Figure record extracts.
(begin)
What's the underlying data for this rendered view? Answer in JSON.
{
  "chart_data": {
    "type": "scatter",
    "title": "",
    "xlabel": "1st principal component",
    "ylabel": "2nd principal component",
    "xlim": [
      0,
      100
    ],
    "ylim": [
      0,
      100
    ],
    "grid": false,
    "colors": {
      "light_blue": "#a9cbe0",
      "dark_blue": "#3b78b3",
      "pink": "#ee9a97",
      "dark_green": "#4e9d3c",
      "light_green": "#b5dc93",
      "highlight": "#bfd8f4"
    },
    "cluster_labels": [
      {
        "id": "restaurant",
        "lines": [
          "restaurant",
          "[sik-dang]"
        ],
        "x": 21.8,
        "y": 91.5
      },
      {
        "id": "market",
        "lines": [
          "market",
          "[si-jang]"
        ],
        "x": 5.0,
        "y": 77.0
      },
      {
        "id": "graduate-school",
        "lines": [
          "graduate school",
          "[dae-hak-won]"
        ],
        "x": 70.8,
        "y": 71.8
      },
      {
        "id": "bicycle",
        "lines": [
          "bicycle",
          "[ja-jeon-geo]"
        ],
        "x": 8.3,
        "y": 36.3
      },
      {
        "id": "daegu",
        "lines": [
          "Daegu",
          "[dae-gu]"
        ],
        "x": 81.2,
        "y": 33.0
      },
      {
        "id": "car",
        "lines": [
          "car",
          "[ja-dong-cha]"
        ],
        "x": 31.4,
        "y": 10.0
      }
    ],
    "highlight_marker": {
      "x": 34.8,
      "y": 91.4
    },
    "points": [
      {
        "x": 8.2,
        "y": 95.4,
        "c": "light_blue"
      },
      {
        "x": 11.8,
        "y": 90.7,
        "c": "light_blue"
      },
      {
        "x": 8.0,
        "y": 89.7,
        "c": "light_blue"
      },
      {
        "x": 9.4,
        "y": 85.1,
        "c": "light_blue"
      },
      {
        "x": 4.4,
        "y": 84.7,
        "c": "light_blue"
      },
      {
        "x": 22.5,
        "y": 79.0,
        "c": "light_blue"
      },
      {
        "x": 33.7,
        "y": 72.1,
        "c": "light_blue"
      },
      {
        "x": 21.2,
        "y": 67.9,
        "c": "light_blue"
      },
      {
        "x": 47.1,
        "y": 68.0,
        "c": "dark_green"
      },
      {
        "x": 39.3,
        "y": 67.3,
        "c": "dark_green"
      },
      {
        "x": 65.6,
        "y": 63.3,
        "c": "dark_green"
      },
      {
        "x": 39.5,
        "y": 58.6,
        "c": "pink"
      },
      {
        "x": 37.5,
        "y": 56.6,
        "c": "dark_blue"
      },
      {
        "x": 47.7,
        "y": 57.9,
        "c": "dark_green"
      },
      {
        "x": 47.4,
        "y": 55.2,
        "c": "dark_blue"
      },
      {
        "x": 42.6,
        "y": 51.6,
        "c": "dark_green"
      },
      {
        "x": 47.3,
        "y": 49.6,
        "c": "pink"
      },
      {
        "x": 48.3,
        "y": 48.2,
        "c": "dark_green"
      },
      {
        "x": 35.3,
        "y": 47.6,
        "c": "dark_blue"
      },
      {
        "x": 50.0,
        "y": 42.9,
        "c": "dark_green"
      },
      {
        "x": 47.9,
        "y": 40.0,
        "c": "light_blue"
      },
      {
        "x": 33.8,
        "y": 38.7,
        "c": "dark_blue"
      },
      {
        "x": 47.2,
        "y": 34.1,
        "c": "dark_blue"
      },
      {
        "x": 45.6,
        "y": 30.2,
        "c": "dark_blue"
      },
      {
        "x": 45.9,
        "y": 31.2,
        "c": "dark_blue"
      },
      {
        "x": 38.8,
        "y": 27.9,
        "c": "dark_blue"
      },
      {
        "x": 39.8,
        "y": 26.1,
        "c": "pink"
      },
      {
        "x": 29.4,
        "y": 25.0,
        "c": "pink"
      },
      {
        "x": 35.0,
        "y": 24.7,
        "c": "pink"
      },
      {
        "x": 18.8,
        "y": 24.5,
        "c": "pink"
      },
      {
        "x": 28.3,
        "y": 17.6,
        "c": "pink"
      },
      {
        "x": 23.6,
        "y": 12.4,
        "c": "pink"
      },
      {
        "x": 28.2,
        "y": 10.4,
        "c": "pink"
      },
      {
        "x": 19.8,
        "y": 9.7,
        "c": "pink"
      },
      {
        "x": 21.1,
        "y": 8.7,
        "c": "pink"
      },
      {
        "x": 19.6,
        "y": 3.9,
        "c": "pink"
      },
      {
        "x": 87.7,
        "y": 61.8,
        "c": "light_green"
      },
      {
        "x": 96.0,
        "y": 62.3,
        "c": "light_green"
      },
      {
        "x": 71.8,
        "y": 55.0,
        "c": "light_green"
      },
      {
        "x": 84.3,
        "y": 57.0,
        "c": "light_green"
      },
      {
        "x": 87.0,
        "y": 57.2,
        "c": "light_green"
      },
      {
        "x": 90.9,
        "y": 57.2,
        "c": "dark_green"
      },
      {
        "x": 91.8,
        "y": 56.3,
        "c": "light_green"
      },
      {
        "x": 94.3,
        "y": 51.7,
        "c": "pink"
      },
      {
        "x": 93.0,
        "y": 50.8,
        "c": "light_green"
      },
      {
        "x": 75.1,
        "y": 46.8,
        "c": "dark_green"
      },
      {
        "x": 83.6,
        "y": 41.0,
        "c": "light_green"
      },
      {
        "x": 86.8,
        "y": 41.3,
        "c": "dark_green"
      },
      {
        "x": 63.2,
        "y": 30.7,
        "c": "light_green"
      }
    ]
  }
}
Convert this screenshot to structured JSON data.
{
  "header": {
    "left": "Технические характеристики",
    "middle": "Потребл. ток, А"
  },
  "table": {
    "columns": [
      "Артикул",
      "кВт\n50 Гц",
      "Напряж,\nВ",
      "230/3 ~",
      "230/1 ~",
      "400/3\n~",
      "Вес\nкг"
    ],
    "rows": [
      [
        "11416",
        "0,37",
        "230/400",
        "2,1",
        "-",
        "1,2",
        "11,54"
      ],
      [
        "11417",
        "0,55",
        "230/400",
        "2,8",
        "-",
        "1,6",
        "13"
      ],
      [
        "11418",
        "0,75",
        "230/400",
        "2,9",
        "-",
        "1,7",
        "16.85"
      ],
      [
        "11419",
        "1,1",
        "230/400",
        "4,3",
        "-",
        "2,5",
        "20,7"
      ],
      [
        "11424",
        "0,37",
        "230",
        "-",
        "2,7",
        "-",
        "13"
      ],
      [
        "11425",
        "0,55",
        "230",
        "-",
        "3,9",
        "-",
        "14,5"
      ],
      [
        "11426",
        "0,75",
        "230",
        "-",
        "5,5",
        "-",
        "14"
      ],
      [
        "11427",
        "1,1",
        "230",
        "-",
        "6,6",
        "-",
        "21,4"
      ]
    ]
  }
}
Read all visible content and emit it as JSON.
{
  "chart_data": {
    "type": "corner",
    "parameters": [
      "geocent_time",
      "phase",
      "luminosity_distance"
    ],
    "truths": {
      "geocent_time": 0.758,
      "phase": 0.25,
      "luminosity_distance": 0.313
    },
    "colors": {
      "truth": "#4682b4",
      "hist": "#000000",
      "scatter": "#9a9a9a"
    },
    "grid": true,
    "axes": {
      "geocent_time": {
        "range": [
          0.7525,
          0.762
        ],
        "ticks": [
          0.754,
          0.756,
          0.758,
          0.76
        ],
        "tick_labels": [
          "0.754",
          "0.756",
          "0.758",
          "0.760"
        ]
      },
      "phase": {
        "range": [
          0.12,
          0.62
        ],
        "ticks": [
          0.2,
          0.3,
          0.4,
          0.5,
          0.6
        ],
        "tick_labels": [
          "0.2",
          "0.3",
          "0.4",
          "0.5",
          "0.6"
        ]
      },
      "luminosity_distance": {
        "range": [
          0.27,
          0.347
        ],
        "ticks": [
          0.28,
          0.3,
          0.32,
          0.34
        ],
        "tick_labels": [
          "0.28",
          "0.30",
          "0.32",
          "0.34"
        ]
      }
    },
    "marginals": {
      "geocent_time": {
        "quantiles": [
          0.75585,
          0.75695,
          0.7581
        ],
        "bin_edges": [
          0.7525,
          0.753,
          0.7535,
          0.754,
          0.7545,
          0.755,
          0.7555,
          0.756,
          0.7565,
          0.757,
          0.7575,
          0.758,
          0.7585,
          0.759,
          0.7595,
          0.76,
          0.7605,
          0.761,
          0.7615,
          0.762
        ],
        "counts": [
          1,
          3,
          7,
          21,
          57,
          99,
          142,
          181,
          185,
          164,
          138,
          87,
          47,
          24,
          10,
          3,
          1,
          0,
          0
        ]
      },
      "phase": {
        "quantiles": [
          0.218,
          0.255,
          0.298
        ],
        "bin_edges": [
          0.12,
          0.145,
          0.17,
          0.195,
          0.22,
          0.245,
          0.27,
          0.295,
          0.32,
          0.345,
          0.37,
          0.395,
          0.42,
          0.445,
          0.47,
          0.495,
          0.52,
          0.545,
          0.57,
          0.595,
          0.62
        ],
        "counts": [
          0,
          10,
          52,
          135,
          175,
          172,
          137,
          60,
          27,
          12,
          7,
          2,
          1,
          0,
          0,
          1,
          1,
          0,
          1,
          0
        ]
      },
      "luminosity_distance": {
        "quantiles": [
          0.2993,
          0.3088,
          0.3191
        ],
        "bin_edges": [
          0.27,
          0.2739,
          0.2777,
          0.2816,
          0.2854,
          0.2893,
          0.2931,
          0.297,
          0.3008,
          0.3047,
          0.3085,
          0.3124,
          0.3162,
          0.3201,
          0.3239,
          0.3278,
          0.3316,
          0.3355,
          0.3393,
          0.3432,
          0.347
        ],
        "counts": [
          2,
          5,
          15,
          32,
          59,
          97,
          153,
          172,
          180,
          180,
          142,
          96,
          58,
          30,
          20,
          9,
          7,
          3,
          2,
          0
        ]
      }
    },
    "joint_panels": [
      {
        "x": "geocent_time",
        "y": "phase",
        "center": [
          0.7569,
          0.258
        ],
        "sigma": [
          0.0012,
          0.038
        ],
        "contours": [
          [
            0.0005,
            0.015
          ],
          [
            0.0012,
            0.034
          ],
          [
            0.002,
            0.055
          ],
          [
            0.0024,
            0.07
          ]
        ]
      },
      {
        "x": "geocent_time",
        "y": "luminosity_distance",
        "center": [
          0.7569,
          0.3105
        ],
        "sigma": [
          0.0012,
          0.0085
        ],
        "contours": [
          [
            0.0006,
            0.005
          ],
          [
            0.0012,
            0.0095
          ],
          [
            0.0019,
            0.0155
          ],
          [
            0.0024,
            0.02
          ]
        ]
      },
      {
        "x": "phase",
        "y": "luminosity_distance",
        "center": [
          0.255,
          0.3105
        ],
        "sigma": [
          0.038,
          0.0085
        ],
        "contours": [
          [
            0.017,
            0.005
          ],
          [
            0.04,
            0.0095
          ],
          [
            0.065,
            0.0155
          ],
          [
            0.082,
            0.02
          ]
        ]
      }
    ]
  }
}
(end)
Exercise. Take every line from the records above that has the word "graduate" and copy it.

Result of the task.
        "id": "graduate-school",
          "graduate school",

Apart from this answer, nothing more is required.